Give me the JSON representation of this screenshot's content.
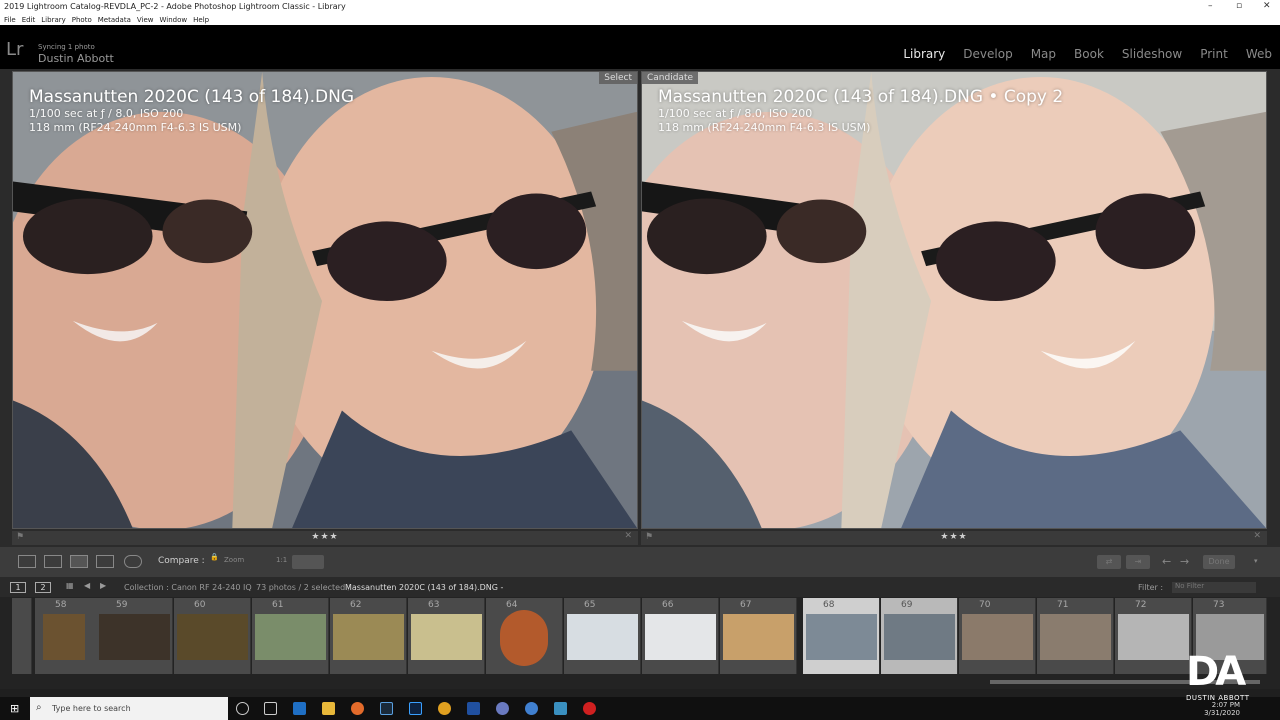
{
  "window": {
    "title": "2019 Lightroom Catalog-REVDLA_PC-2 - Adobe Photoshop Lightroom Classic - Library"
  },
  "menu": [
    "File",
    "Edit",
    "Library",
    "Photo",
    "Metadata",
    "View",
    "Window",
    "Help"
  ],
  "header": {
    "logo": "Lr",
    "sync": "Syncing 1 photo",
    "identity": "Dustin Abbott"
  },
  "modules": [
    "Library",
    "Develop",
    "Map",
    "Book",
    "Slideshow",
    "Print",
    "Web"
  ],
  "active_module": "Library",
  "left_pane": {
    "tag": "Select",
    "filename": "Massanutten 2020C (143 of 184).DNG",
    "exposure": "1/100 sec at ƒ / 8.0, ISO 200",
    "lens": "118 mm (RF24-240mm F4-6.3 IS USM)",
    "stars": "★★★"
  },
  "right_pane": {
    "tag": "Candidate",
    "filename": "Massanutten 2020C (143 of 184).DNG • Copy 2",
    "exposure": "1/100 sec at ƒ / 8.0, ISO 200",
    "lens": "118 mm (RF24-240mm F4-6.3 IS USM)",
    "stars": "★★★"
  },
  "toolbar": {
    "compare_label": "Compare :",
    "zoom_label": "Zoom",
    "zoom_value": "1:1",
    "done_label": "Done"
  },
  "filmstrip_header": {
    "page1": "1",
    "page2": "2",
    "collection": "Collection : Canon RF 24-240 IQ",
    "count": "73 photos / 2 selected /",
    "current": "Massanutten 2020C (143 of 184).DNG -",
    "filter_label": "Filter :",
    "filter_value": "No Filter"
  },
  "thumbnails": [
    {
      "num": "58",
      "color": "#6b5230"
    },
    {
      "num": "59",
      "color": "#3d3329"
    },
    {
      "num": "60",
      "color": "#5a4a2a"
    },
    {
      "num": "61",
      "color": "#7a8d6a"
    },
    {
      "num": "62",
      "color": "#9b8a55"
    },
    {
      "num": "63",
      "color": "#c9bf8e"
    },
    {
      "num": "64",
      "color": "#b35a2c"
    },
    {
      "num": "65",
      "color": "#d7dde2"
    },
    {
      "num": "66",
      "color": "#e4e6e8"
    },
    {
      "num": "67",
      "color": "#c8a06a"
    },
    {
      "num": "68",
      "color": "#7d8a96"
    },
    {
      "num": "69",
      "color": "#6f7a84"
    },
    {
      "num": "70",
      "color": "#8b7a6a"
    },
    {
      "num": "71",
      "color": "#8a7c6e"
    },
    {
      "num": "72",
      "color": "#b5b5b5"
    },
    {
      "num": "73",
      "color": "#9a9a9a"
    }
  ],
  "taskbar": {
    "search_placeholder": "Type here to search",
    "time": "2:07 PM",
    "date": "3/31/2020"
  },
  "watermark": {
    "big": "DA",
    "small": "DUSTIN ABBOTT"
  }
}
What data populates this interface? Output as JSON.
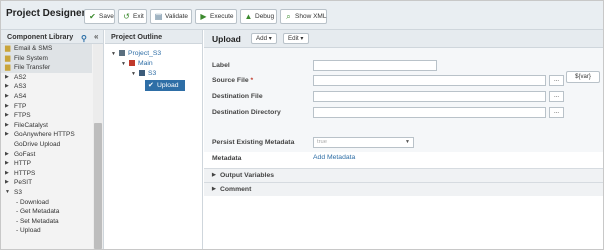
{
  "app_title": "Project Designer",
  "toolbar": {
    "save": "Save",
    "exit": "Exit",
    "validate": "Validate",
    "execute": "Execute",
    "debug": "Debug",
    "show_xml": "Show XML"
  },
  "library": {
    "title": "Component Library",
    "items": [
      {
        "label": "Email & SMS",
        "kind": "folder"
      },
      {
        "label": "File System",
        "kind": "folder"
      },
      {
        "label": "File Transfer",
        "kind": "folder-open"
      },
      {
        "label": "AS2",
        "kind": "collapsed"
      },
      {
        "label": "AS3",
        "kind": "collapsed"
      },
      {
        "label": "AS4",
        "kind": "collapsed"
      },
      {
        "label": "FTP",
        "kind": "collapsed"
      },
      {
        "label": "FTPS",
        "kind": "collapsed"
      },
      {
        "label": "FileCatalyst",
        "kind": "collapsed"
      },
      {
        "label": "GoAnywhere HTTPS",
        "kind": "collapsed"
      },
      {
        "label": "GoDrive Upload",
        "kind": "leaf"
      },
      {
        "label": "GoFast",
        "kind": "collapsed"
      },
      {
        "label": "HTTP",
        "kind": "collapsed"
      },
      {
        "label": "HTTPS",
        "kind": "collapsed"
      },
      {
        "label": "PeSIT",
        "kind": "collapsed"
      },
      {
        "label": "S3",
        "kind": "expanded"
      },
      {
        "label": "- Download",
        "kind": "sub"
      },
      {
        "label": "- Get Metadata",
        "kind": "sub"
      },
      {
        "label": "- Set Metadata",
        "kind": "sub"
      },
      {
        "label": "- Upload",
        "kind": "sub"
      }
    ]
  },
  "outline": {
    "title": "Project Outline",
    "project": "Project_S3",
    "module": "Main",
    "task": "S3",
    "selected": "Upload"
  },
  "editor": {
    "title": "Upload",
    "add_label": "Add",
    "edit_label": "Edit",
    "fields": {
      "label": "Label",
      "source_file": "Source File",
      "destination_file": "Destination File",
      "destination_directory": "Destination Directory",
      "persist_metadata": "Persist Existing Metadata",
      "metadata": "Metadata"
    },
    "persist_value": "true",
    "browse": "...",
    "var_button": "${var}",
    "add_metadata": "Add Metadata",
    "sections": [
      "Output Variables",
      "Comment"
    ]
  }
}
----
* _BRIEF_
Show every line where the string "Massanutten" appears.

* _EXPECTED ANSWER_
    "filename": "Massanutten 2020C (143 of 184).DNG",
    "filename": "Massanutten 2020C (143 of 184).DNG • Copy 2",
    "current": "Massanutten 2020C (143 of 184).DNG -",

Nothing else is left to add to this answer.